Lines containing the string "import" are to be collected in full.

<<<<

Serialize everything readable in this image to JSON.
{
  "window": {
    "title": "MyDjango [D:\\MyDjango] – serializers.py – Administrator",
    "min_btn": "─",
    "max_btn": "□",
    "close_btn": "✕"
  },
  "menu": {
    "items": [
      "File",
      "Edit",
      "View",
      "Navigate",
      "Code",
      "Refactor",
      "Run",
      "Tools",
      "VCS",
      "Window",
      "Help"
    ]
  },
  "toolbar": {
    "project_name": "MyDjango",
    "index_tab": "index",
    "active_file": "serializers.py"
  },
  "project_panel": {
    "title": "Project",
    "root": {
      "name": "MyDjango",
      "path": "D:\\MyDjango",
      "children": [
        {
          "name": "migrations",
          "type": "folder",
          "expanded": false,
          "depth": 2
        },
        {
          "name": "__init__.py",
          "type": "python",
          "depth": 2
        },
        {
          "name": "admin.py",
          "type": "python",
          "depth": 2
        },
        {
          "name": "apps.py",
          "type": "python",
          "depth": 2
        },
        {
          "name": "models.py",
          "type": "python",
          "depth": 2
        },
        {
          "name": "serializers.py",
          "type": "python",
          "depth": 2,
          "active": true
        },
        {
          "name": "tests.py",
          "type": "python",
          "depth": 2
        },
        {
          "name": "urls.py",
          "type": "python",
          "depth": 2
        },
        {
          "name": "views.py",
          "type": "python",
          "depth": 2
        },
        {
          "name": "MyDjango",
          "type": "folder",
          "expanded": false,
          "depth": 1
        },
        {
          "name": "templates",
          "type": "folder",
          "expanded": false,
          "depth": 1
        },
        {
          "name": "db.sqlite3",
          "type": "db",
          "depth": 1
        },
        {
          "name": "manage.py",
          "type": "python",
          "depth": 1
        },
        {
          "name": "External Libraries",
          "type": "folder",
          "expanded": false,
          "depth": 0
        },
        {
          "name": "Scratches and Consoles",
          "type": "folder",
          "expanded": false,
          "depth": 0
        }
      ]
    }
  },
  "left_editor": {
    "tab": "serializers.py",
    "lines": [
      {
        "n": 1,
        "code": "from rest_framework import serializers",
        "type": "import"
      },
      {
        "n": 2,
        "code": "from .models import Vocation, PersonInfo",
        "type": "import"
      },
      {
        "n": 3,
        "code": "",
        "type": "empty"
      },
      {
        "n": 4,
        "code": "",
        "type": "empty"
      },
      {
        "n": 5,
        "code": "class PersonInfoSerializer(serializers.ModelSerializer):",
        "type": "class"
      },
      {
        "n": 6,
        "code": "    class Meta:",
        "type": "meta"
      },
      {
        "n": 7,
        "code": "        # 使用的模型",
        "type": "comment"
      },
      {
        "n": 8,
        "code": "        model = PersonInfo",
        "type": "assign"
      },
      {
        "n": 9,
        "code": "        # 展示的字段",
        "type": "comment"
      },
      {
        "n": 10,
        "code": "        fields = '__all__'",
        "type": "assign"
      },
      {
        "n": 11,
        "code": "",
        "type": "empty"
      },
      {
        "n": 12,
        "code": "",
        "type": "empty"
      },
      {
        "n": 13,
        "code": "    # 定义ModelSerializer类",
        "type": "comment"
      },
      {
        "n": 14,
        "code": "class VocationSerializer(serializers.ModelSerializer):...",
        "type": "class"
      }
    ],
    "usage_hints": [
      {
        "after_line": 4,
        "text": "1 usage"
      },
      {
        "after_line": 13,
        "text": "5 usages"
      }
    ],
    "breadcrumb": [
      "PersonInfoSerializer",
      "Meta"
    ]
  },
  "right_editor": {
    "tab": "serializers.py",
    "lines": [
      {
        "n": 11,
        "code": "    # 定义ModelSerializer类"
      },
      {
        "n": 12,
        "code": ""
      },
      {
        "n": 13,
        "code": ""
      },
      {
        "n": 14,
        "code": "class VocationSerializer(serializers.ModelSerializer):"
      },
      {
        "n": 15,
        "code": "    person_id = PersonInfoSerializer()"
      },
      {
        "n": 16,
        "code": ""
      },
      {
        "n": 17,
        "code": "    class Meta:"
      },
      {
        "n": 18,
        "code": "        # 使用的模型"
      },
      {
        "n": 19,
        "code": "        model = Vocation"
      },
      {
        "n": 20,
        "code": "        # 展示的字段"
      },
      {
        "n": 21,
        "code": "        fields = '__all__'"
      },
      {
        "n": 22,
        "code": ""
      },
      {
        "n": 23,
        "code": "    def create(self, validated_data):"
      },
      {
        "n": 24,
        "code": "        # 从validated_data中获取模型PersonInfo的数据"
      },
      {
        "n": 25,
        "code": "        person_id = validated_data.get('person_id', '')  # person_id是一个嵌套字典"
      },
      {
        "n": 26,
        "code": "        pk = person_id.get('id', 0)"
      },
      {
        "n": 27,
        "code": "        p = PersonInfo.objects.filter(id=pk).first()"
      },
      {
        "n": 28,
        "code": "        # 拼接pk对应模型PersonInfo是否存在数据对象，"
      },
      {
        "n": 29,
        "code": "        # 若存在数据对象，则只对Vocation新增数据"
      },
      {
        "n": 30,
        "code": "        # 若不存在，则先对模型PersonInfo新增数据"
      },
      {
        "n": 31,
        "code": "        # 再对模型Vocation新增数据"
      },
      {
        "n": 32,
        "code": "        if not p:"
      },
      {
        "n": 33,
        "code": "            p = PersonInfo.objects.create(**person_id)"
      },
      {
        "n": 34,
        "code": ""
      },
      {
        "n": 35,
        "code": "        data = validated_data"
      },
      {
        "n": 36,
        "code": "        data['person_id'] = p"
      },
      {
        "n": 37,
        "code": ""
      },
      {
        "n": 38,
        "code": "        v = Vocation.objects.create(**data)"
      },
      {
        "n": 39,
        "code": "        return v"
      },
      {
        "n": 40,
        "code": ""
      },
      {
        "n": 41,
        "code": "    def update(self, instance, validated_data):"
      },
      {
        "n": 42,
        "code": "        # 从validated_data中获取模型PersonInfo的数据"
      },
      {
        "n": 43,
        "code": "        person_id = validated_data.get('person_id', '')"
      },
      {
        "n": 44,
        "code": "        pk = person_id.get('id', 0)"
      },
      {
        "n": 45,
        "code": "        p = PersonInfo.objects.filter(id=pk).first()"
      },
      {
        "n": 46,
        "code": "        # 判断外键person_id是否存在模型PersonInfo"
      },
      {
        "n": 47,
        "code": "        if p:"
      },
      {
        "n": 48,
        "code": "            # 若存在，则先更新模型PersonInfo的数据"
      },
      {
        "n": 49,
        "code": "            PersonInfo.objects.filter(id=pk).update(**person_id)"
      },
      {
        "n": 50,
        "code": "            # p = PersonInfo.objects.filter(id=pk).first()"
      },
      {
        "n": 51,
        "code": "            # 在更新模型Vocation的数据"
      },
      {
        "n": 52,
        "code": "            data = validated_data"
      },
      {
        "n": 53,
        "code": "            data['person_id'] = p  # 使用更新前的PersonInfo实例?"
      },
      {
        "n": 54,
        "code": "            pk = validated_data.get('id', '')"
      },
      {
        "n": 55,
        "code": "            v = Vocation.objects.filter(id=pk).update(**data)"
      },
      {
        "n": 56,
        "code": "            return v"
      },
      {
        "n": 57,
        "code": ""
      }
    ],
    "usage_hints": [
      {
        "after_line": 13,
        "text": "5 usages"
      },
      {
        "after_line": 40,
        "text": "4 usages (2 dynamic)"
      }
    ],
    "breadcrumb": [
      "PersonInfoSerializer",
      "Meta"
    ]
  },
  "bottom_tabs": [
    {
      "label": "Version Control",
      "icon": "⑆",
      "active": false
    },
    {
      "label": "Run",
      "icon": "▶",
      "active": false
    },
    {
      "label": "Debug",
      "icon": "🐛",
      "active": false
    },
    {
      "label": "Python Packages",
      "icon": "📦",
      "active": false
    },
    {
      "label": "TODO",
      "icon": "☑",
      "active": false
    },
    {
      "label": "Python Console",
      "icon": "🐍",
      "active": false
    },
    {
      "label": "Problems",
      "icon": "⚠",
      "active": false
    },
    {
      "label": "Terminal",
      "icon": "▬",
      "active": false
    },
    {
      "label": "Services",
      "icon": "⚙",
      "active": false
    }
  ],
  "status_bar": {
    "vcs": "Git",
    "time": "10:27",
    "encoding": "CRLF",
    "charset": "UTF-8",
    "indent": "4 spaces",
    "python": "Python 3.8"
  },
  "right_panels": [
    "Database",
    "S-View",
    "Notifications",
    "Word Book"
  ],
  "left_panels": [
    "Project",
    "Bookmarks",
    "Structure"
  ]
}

>>>>

▶ **The solution**:
        "code": "from rest_framework import serializers",
        "type": "import"
        "code": "from .models import Vocation, PersonInfo",
        "type": "import"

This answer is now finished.